++++ Input rows ++++

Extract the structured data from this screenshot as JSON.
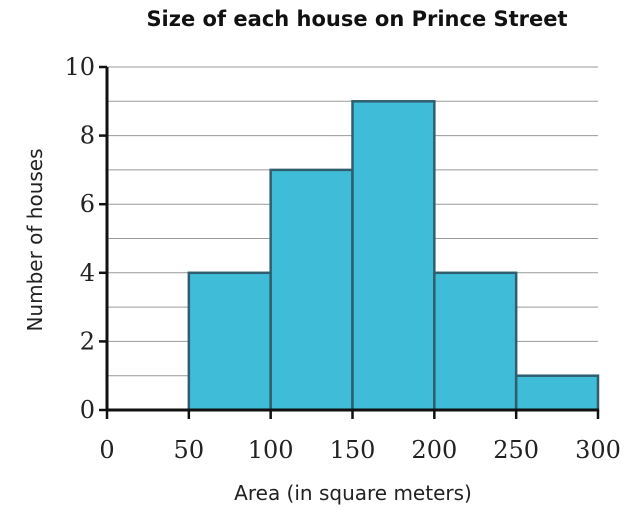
{
  "chart_data": {
    "type": "bar",
    "title": "Size of each house on Prince Street",
    "xlabel": "Area (in square meters)",
    "ylabel": "Number of houses",
    "bins": [
      {
        "start": 50,
        "end": 100,
        "value": 4
      },
      {
        "start": 100,
        "end": 150,
        "value": 7
      },
      {
        "start": 150,
        "end": 200,
        "value": 9
      },
      {
        "start": 200,
        "end": 250,
        "value": 4
      },
      {
        "start": 250,
        "end": 300,
        "value": 1
      }
    ],
    "xlim": [
      0,
      300
    ],
    "ylim": [
      0,
      10
    ],
    "x_ticks": [
      "0",
      "50",
      "100",
      "150",
      "200",
      "250",
      "300"
    ],
    "y_ticks": [
      "0",
      "2",
      "4",
      "6",
      "8",
      "10"
    ],
    "gridlines": "horizontal, every 1 unit",
    "bar_color": "#3fbcd8"
  }
}
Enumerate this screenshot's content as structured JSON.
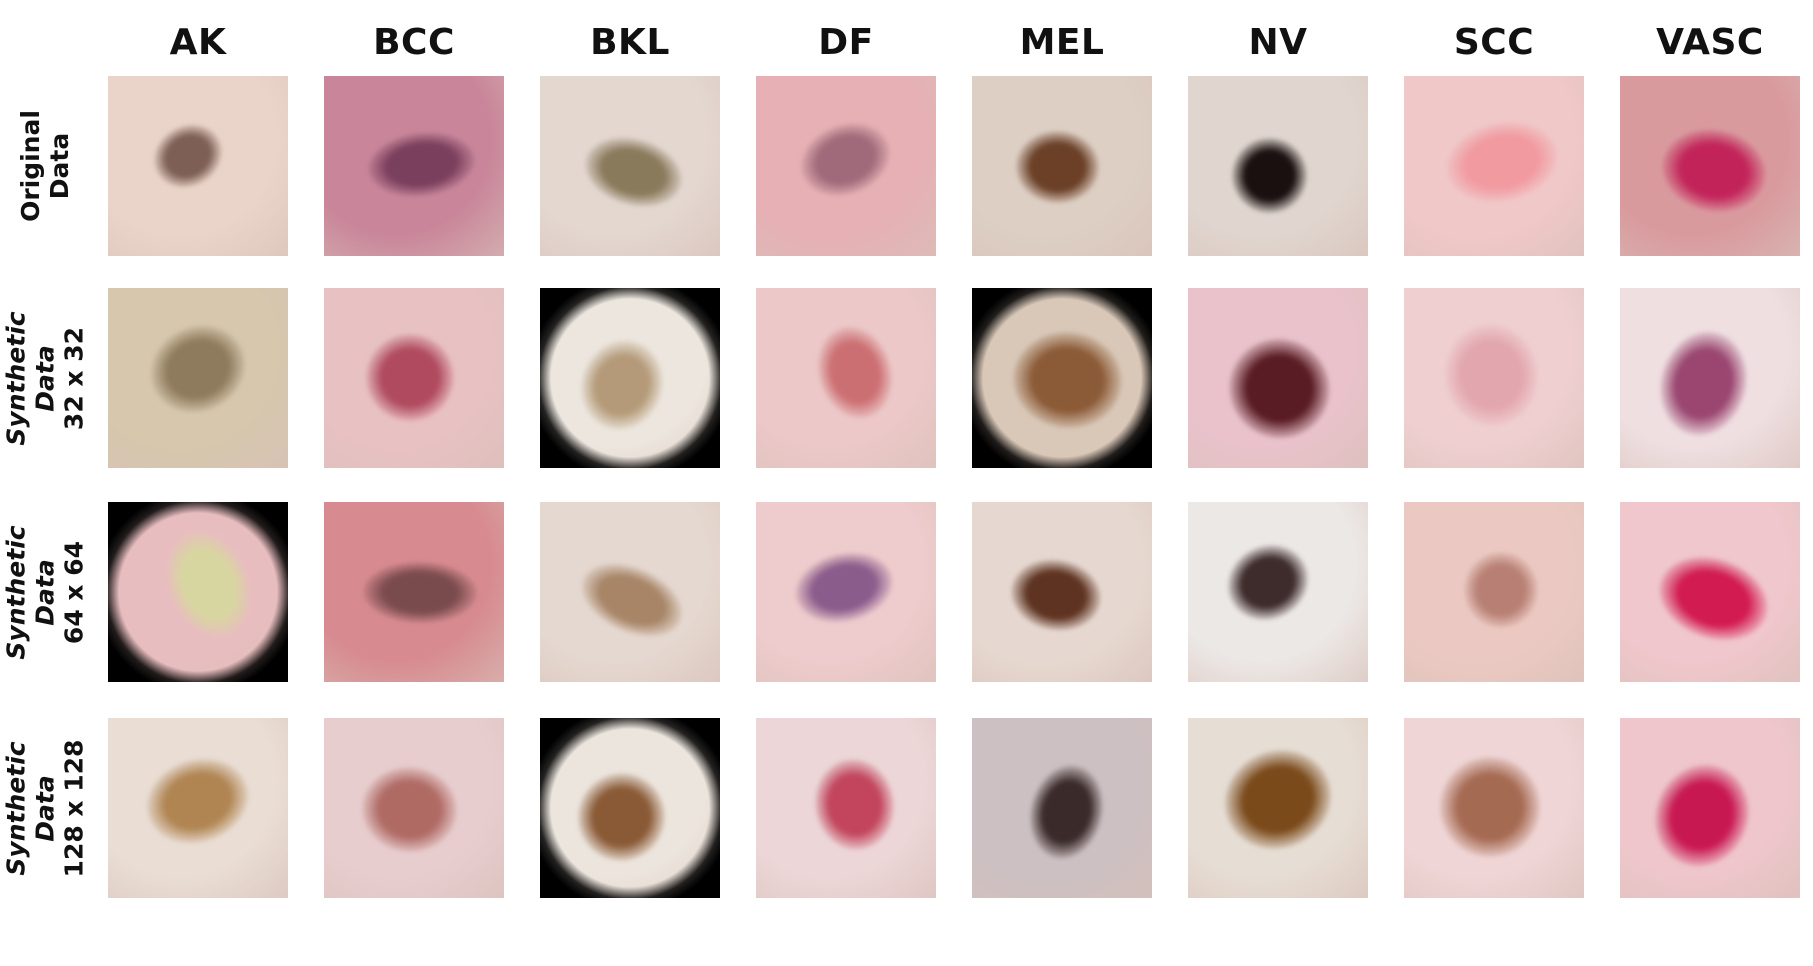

++++

Check each line of the data above for the string "JSON" and report only how many lines have it.

> Result of the task
2